=== What is needed ===
Find every line in the records below that holds the word "name", and copy each one.

Figure record listings:
◆ ◆ ◆ ◆ ◆

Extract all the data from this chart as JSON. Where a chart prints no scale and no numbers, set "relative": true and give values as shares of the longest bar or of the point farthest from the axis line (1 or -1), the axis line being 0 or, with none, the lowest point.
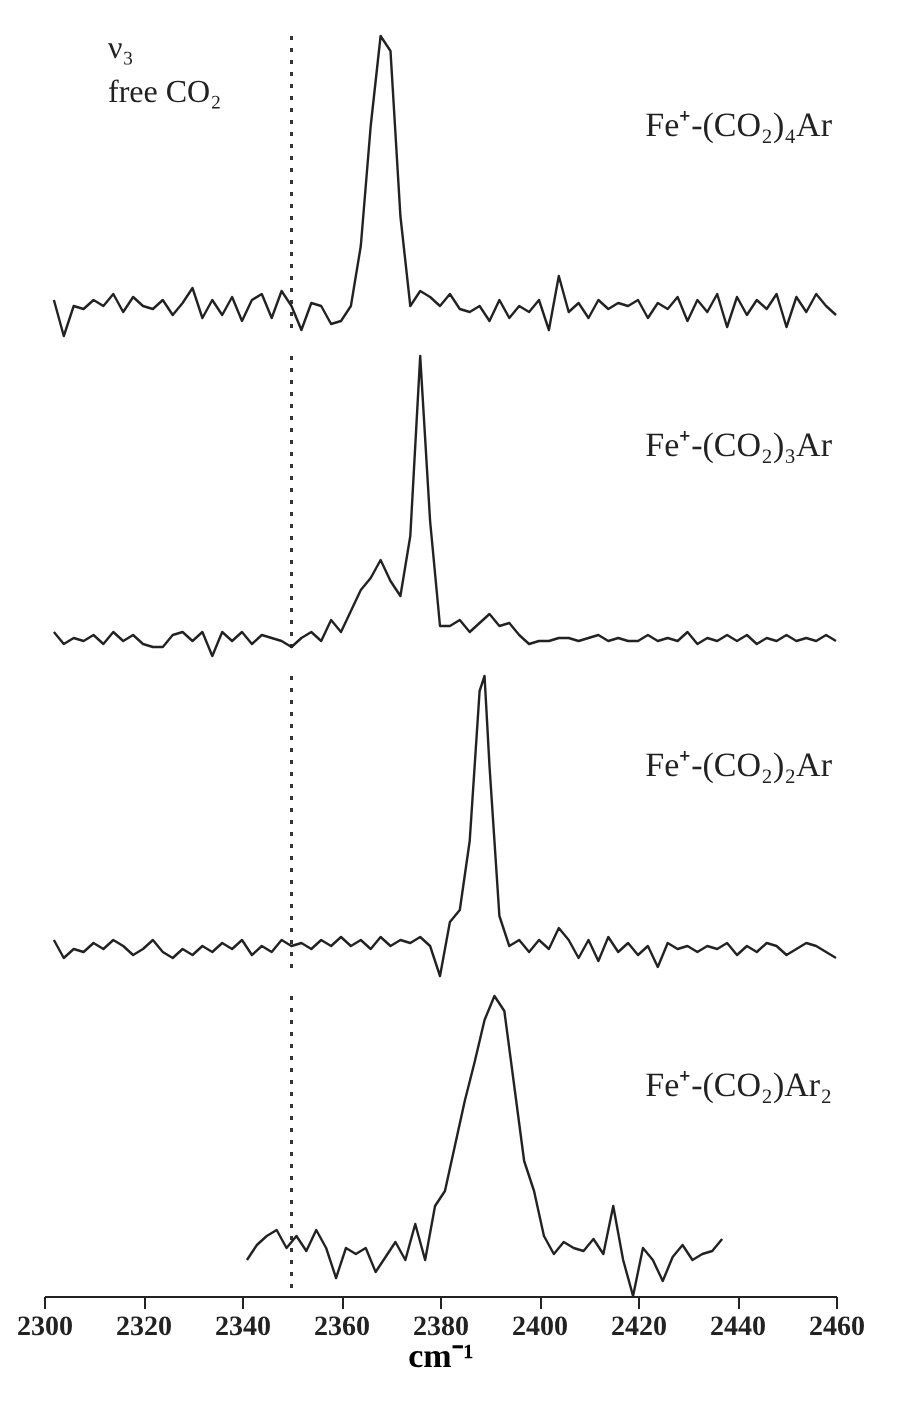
{
  "chart_data": [
    {
      "type": "line",
      "relative": true,
      "xlim": [
        2300,
        2460
      ],
      "tick_labels": false,
      "annotations": [
        "ν₃",
        "free CO₂"
      ],
      "ref_lines": [
        {
          "axis": "x",
          "value": 2350,
          "line_style": "dotted"
        }
      ],
      "series": [
        {
          "name": "Fe⁺-(CO₂)₄Ar",
          "color": "#222222",
          "x": [
            2302,
            2304,
            2306,
            2308,
            2310,
            2312,
            2314,
            2316,
            2318,
            2320,
            2322,
            2324,
            2326,
            2328,
            2330,
            2332,
            2334,
            2336,
            2338,
            2340,
            2342,
            2344,
            2346,
            2348,
            2350,
            2352,
            2354,
            2356,
            2358,
            2360,
            2362,
            2364,
            2366,
            2368,
            2370,
            2372,
            2374,
            2376,
            2378,
            2380,
            2382,
            2384,
            2386,
            2388,
            2390,
            2392,
            2394,
            2396,
            2398,
            2400,
            2402,
            2404,
            2406,
            2408,
            2410,
            2412,
            2414,
            2416,
            2418,
            2420,
            2422,
            2424,
            2426,
            2428,
            2430,
            2432,
            2434,
            2436,
            2438,
            2440,
            2442,
            2444,
            2446,
            2448,
            2450,
            2452,
            2454,
            2456,
            2458,
            2460
          ],
          "values": [
            0.12,
            0.0,
            0.1,
            0.09,
            0.12,
            0.1,
            0.14,
            0.08,
            0.13,
            0.1,
            0.09,
            0.12,
            0.07,
            0.11,
            0.16,
            0.06,
            0.12,
            0.07,
            0.13,
            0.05,
            0.12,
            0.14,
            0.06,
            0.15,
            0.1,
            0.02,
            0.11,
            0.1,
            0.04,
            0.05,
            0.1,
            0.3,
            0.7,
            1.0,
            0.95,
            0.4,
            0.1,
            0.15,
            0.13,
            0.1,
            0.14,
            0.09,
            0.08,
            0.1,
            0.05,
            0.12,
            0.06,
            0.1,
            0.08,
            0.12,
            0.02,
            0.2,
            0.08,
            0.11,
            0.06,
            0.12,
            0.09,
            0.11,
            0.1,
            0.12,
            0.06,
            0.11,
            0.09,
            0.13,
            0.05,
            0.12,
            0.08,
            0.14,
            0.03,
            0.13,
            0.07,
            0.12,
            0.09,
            0.14,
            0.03,
            0.13,
            0.08,
            0.14,
            0.1,
            0.07
          ]
        }
      ]
    },
    {
      "type": "line",
      "relative": true,
      "xlim": [
        2300,
        2460
      ],
      "tick_labels": false,
      "ref_lines": [
        {
          "axis": "x",
          "value": 2350,
          "line_style": "dotted"
        }
      ],
      "series": [
        {
          "name": "Fe⁺-(CO₂)₃Ar",
          "color": "#222222",
          "x": [
            2302,
            2304,
            2306,
            2308,
            2310,
            2312,
            2314,
            2316,
            2318,
            2320,
            2322,
            2324,
            2326,
            2328,
            2330,
            2332,
            2334,
            2336,
            2338,
            2340,
            2342,
            2344,
            2346,
            2348,
            2350,
            2352,
            2354,
            2356,
            2358,
            2360,
            2362,
            2364,
            2366,
            2368,
            2370,
            2372,
            2374,
            2376,
            2378,
            2380,
            2382,
            2384,
            2386,
            2388,
            2390,
            2392,
            2394,
            2396,
            2398,
            2400,
            2402,
            2404,
            2406,
            2408,
            2410,
            2412,
            2414,
            2416,
            2418,
            2420,
            2422,
            2424,
            2426,
            2428,
            2430,
            2432,
            2434,
            2436,
            2438,
            2440,
            2442,
            2444,
            2446,
            2448,
            2450,
            2452,
            2454,
            2456,
            2458,
            2460
          ],
          "values": [
            0.08,
            0.04,
            0.06,
            0.05,
            0.07,
            0.04,
            0.08,
            0.05,
            0.07,
            0.04,
            0.03,
            0.03,
            0.07,
            0.08,
            0.05,
            0.08,
            0.0,
            0.08,
            0.05,
            0.08,
            0.04,
            0.07,
            0.06,
            0.05,
            0.03,
            0.06,
            0.08,
            0.05,
            0.12,
            0.08,
            0.15,
            0.22,
            0.26,
            0.32,
            0.25,
            0.2,
            0.4,
            1.0,
            0.45,
            0.1,
            0.1,
            0.12,
            0.08,
            0.11,
            0.14,
            0.1,
            0.11,
            0.07,
            0.04,
            0.05,
            0.05,
            0.06,
            0.06,
            0.05,
            0.06,
            0.07,
            0.05,
            0.06,
            0.05,
            0.05,
            0.07,
            0.05,
            0.06,
            0.05,
            0.08,
            0.04,
            0.06,
            0.05,
            0.07,
            0.05,
            0.07,
            0.04,
            0.06,
            0.05,
            0.07,
            0.05,
            0.06,
            0.05,
            0.07,
            0.05
          ]
        }
      ]
    },
    {
      "type": "line",
      "relative": true,
      "xlim": [
        2300,
        2460
      ],
      "tick_labels": false,
      "ref_lines": [
        {
          "axis": "x",
          "value": 2350,
          "line_style": "dotted"
        }
      ],
      "series": [
        {
          "name": "Fe⁺-(CO₂)₂Ar",
          "color": "#222222",
          "x": [
            2302,
            2304,
            2306,
            2308,
            2310,
            2312,
            2314,
            2316,
            2318,
            2320,
            2322,
            2324,
            2326,
            2328,
            2330,
            2332,
            2334,
            2336,
            2338,
            2340,
            2342,
            2344,
            2346,
            2348,
            2350,
            2352,
            2354,
            2356,
            2358,
            2360,
            2362,
            2364,
            2366,
            2368,
            2370,
            2372,
            2374,
            2376,
            2378,
            2380,
            2382,
            2384,
            2386,
            2388,
            2389,
            2390,
            2392,
            2394,
            2396,
            2398,
            2400,
            2402,
            2404,
            2406,
            2408,
            2410,
            2412,
            2414,
            2416,
            2418,
            2420,
            2422,
            2424,
            2426,
            2428,
            2430,
            2432,
            2434,
            2436,
            2438,
            2440,
            2442,
            2444,
            2446,
            2448,
            2450,
            2452,
            2454,
            2456,
            2458,
            2460
          ],
          "values": [
            0.12,
            0.06,
            0.09,
            0.08,
            0.11,
            0.09,
            0.12,
            0.1,
            0.07,
            0.09,
            0.12,
            0.08,
            0.06,
            0.09,
            0.07,
            0.1,
            0.08,
            0.11,
            0.09,
            0.12,
            0.07,
            0.1,
            0.08,
            0.12,
            0.1,
            0.11,
            0.09,
            0.12,
            0.1,
            0.13,
            0.1,
            0.12,
            0.09,
            0.13,
            0.1,
            0.12,
            0.11,
            0.13,
            0.1,
            0.0,
            0.18,
            0.22,
            0.45,
            0.95,
            1.0,
            0.7,
            0.2,
            0.1,
            0.12,
            0.08,
            0.12,
            0.09,
            0.16,
            0.12,
            0.06,
            0.12,
            0.05,
            0.13,
            0.08,
            0.11,
            0.07,
            0.1,
            0.03,
            0.11,
            0.09,
            0.1,
            0.08,
            0.1,
            0.09,
            0.11,
            0.07,
            0.1,
            0.08,
            0.11,
            0.1,
            0.07,
            0.09,
            0.11,
            0.1,
            0.08,
            0.06
          ]
        }
      ]
    },
    {
      "type": "line",
      "relative": true,
      "xlim": [
        2300,
        2460
      ],
      "xticks": [
        2300,
        2320,
        2340,
        2360,
        2380,
        2400,
        2420,
        2440,
        2460
      ],
      "tick_labels": "x",
      "xlabel": "cm⁻¹",
      "ref_lines": [
        {
          "axis": "x",
          "value": 2350,
          "line_style": "dotted"
        }
      ],
      "series": [
        {
          "name": "Fe⁺-(CO₂)Ar₂",
          "color": "#222222",
          "x": [
            2341,
            2343,
            2345,
            2347,
            2349,
            2351,
            2353,
            2355,
            2357,
            2359,
            2361,
            2363,
            2365,
            2367,
            2369,
            2371,
            2373,
            2375,
            2377,
            2379,
            2381,
            2383,
            2385,
            2387,
            2389,
            2391,
            2393,
            2395,
            2397,
            2399,
            2401,
            2403,
            2405,
            2407,
            2409,
            2411,
            2413,
            2415,
            2417,
            2419,
            2421,
            2423,
            2425,
            2427,
            2429,
            2431,
            2433,
            2435,
            2437
          ],
          "values": [
            0.12,
            0.17,
            0.2,
            0.22,
            0.16,
            0.2,
            0.15,
            0.22,
            0.16,
            0.06,
            0.16,
            0.14,
            0.16,
            0.08,
            0.13,
            0.18,
            0.12,
            0.24,
            0.12,
            0.3,
            0.35,
            0.5,
            0.65,
            0.78,
            0.92,
            1.0,
            0.95,
            0.7,
            0.45,
            0.35,
            0.2,
            0.14,
            0.18,
            0.16,
            0.15,
            0.19,
            0.14,
            0.3,
            0.12,
            0.0,
            0.16,
            0.12,
            0.05,
            0.13,
            0.17,
            0.12,
            0.14,
            0.15,
            0.19
          ]
        }
      ]
    }
  ]
}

◆ ◆ ◆ ◆ ◆

=== Answer to the exercise ===
          "name": "Fe⁺-(CO₂)₄Ar",
          "name": "Fe⁺-(CO₂)₃Ar",
          "name": "Fe⁺-(CO₂)₂Ar",
          "name": "Fe⁺-(CO₂)Ar₂",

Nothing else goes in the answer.